— Start Dataset entries —
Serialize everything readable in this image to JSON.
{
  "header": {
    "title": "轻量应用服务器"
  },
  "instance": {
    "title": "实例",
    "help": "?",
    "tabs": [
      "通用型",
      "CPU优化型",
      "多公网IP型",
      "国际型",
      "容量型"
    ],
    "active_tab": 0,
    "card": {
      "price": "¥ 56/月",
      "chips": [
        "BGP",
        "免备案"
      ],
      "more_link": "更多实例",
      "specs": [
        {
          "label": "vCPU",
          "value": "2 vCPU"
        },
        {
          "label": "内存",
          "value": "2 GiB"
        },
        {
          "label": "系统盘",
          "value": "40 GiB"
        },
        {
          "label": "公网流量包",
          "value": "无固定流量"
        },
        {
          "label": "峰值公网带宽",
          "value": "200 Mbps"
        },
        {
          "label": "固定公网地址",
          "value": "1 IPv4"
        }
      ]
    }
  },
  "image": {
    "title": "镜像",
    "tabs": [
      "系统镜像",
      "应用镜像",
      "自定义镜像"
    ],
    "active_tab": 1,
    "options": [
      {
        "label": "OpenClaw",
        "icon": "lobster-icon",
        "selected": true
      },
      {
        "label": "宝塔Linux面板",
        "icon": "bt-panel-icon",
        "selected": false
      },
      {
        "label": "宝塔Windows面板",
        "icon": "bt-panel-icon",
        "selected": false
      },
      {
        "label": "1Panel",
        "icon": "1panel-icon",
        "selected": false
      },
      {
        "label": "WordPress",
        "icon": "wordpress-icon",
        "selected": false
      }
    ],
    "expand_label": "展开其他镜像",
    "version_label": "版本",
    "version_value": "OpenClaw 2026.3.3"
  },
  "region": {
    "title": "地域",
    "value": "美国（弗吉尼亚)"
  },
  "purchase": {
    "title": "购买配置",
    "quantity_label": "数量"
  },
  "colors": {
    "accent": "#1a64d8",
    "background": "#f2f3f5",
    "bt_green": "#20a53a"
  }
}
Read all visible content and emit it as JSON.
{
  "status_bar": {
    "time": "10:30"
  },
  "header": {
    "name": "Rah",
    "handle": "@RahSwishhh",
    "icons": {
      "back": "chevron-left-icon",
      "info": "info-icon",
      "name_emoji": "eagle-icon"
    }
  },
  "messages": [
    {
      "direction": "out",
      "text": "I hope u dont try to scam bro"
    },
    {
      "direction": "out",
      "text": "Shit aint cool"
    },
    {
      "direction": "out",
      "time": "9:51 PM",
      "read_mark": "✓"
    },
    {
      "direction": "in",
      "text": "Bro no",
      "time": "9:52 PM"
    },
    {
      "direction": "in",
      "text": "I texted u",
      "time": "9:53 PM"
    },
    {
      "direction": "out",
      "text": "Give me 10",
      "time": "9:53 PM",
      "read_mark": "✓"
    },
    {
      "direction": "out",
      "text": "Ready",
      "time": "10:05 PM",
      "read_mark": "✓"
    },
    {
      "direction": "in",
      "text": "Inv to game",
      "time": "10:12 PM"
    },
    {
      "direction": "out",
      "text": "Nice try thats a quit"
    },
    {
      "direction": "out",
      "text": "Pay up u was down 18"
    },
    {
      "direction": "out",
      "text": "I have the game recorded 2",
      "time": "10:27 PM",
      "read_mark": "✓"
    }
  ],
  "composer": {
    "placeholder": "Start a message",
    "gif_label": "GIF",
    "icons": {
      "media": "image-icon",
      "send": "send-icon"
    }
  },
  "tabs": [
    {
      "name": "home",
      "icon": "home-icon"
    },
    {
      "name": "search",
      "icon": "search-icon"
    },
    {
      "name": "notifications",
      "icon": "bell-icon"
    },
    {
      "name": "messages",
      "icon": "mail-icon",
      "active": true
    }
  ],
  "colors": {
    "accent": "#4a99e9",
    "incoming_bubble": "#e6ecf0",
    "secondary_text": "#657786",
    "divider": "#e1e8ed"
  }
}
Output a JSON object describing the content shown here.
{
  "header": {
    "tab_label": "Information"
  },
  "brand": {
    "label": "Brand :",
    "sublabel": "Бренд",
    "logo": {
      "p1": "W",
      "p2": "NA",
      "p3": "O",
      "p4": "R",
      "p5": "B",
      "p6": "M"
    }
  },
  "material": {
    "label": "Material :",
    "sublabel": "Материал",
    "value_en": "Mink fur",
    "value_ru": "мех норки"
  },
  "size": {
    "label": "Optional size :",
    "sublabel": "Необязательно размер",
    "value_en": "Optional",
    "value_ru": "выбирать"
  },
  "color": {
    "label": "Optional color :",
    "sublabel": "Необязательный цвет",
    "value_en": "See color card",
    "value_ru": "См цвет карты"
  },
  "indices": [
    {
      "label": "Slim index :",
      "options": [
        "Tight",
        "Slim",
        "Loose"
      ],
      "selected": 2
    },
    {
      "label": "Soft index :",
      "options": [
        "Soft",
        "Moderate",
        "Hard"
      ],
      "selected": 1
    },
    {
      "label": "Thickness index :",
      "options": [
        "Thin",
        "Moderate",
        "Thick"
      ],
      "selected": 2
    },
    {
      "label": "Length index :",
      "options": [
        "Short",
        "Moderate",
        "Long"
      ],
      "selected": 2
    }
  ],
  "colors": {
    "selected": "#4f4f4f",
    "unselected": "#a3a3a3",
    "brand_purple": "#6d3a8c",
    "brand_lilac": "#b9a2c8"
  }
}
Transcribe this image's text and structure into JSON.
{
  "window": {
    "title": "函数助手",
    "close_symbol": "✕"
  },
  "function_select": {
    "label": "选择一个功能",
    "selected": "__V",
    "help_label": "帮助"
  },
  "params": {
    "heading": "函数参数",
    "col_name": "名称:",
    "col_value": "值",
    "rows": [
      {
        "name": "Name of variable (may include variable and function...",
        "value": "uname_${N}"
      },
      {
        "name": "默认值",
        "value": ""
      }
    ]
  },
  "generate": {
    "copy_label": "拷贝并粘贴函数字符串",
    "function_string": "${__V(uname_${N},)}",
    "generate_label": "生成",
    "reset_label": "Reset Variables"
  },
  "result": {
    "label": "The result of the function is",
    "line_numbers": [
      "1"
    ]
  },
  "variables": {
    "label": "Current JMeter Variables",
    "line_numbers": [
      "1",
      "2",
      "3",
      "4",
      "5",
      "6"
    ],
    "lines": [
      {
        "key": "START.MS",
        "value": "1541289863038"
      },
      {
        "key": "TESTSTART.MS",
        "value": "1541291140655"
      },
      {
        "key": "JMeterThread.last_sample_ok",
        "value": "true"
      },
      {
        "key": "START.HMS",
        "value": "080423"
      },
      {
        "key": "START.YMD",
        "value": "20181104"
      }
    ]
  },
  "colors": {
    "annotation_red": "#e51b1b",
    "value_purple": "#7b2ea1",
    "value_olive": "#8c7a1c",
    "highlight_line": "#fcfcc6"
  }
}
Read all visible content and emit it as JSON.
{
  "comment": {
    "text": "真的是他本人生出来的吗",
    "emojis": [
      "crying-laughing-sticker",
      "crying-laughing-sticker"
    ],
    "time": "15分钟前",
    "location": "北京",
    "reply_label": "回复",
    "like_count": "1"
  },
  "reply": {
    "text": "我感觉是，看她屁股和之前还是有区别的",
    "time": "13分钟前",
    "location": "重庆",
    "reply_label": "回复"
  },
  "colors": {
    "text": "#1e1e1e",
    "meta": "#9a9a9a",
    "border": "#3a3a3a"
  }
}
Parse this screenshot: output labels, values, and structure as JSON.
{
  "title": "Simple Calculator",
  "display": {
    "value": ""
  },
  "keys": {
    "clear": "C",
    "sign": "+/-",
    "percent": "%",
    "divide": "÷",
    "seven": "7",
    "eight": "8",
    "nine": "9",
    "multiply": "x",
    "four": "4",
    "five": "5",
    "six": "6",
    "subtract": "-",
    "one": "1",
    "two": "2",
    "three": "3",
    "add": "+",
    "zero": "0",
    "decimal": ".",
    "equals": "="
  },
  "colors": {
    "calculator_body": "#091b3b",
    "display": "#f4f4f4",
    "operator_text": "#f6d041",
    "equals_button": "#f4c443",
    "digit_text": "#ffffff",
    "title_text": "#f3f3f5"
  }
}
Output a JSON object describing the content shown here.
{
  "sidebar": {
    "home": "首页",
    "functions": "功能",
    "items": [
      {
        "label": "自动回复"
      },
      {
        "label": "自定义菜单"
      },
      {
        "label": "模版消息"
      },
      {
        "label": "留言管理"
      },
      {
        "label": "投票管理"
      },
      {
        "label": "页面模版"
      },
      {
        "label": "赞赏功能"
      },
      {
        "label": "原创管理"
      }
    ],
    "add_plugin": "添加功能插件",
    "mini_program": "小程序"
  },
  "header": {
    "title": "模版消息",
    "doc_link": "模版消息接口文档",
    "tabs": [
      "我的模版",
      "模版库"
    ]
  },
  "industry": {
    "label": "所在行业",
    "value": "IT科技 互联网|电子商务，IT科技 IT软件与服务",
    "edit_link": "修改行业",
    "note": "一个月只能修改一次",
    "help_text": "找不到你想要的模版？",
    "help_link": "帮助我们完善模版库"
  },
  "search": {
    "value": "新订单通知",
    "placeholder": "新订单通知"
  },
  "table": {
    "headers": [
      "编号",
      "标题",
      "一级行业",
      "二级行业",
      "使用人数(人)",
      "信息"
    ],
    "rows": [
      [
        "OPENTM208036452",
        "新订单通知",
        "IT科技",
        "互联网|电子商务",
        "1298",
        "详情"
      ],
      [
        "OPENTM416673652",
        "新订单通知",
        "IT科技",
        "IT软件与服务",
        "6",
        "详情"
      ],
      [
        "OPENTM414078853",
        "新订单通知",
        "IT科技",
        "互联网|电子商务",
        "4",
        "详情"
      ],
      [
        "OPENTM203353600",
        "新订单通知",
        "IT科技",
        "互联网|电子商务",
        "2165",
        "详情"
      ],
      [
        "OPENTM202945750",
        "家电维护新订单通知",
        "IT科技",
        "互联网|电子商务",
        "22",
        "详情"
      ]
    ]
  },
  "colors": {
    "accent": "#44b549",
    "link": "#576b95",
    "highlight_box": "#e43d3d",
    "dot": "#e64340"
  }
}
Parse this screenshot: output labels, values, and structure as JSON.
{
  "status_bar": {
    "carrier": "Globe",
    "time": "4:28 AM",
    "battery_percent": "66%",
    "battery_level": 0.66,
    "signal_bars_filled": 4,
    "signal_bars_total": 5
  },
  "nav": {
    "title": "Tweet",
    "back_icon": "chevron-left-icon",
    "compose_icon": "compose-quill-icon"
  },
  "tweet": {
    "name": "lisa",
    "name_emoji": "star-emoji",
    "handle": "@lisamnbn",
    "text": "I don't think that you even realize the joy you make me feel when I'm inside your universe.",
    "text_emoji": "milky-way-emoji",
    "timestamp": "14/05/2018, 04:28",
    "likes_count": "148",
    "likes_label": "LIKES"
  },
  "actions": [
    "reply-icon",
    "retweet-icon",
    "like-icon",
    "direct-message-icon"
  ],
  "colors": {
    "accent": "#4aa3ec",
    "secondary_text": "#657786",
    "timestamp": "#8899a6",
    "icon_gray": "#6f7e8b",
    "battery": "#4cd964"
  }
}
— End Dataset entries —
▶ [Stated exercise] In the listing above, find each line with the word "handle" and copy it.

▶ [Reply]
    "handle": "@RahSwishhh",
    "handle": "@lisamnbn",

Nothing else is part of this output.